- **WHAT IS ASKED**
Copy each line below that contains "inseguridad".

(Collected data)

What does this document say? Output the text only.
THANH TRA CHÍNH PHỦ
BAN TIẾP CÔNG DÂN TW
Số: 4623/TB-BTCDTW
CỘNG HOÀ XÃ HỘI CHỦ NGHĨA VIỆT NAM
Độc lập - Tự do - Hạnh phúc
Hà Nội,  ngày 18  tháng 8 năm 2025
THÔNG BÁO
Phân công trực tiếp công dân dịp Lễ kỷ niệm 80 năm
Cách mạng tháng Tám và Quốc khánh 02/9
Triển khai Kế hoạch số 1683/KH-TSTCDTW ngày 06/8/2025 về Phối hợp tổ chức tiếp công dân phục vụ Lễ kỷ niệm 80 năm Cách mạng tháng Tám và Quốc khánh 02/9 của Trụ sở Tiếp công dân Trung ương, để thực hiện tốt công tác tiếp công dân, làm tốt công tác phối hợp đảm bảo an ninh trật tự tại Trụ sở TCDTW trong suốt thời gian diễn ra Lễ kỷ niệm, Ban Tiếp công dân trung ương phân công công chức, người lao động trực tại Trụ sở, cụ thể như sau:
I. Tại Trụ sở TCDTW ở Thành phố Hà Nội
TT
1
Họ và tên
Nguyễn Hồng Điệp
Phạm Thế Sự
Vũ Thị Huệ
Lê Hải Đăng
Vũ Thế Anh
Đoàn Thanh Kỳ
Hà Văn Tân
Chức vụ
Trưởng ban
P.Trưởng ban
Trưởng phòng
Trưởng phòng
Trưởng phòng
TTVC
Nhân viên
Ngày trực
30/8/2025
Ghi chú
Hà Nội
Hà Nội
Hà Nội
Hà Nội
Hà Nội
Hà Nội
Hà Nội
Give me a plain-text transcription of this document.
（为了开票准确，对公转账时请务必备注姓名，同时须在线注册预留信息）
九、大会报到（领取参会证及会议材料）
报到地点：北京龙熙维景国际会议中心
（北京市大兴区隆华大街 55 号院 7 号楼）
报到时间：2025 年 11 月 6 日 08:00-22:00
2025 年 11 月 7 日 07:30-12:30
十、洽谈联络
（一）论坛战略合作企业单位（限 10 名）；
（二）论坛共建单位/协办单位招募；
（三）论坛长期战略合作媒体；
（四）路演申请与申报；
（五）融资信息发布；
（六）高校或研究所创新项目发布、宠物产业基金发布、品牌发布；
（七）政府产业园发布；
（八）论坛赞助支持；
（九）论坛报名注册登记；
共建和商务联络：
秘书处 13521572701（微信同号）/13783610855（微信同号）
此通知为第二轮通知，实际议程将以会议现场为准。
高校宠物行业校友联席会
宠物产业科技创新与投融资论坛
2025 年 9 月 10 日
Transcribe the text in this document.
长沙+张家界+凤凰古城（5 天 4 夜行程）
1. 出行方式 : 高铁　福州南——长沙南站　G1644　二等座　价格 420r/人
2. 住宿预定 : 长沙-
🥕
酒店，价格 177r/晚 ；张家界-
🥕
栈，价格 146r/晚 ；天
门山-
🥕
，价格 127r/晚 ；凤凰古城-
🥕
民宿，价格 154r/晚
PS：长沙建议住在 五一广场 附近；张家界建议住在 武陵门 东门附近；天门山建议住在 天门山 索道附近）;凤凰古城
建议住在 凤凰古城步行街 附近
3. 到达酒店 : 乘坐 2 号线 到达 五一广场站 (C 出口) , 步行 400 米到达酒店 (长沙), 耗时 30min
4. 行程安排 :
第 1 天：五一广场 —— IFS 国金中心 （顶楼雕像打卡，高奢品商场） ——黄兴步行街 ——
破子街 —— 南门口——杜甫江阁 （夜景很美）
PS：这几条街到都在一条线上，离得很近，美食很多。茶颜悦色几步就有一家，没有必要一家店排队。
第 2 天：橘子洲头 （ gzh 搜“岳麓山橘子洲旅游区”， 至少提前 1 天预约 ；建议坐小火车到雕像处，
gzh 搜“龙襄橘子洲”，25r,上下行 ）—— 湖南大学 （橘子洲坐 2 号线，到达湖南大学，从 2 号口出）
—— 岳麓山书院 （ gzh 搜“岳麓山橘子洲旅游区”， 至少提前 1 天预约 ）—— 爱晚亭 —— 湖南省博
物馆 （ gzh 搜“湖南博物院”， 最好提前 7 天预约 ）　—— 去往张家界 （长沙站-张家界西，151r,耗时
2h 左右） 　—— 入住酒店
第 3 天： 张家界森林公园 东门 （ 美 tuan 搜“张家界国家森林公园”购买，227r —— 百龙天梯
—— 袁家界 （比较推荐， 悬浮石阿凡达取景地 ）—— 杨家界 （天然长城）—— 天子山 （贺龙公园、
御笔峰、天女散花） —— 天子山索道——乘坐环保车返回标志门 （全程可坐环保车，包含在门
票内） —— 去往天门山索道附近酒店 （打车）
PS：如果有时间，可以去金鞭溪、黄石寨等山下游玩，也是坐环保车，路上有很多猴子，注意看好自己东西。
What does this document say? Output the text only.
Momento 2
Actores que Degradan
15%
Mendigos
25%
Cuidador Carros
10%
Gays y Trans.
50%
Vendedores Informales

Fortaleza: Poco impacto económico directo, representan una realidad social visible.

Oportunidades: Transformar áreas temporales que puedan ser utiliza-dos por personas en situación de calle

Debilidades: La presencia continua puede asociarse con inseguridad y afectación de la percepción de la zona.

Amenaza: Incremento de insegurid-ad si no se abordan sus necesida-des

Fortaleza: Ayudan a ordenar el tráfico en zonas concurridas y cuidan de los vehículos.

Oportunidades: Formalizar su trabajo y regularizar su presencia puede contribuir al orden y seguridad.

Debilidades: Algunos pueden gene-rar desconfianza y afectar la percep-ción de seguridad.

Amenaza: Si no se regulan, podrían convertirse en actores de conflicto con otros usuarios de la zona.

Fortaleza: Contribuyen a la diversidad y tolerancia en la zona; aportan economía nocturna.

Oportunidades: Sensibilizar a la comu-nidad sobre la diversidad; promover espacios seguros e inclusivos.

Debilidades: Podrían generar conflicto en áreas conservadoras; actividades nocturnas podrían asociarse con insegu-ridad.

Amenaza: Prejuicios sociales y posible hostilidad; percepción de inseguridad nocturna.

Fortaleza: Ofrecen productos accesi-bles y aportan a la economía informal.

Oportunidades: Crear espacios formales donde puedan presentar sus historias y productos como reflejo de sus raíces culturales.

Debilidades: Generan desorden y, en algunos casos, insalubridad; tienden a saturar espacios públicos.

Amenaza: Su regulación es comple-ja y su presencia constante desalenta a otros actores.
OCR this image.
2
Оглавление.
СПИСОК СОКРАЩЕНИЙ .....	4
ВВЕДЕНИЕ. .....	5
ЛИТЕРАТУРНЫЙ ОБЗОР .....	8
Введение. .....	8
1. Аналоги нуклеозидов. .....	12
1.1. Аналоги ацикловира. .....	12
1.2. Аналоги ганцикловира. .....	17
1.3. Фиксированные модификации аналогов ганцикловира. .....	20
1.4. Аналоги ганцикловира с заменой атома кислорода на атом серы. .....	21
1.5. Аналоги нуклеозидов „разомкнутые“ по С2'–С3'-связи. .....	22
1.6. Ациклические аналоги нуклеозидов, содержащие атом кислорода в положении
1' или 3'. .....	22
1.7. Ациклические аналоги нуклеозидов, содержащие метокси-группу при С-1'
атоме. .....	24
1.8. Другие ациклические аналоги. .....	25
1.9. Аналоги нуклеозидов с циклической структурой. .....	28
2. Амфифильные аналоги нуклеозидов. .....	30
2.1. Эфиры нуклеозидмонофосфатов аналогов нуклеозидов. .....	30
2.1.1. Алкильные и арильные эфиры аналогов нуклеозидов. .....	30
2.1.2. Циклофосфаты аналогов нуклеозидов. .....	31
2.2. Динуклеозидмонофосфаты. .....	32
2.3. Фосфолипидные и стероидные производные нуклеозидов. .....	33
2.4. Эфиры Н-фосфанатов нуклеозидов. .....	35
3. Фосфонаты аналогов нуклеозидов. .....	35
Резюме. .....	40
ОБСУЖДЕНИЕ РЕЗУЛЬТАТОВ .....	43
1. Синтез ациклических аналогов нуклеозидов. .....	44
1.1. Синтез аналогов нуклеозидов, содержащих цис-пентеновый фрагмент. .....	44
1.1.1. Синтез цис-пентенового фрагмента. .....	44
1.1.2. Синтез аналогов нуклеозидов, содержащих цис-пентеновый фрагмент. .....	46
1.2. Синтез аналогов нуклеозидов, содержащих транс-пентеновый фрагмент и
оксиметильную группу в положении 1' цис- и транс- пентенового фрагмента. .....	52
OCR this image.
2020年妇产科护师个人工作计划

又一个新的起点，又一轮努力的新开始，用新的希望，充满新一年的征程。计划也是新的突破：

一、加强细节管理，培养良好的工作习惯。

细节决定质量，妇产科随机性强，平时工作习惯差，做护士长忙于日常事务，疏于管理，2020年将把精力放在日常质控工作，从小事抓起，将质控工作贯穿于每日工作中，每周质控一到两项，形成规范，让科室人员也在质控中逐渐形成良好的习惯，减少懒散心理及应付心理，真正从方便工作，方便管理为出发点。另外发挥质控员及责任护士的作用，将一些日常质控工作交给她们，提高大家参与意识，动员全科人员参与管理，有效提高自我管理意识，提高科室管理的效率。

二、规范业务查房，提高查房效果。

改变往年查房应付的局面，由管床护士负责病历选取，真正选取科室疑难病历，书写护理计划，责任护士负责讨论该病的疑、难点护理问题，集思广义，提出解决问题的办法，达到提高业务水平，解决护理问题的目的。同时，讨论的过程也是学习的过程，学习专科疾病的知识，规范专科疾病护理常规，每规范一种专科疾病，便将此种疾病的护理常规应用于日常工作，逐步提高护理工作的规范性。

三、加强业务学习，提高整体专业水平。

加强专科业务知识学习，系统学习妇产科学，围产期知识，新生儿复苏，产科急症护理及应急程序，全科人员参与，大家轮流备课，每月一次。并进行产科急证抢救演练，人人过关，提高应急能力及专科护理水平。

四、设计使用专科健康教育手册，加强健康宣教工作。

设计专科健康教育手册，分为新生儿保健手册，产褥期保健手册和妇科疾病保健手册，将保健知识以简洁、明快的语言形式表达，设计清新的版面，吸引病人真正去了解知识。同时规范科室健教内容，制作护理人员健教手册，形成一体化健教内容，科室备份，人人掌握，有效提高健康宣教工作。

- **WRITTEN RESPONSE**
Debilidades: La presencia continua puede asociarse con inseguridad y afectación de la percepción de la zona.
Amenaza: Prejuicios sociales y posible hostilidad; percepción de inseguridad nocturna.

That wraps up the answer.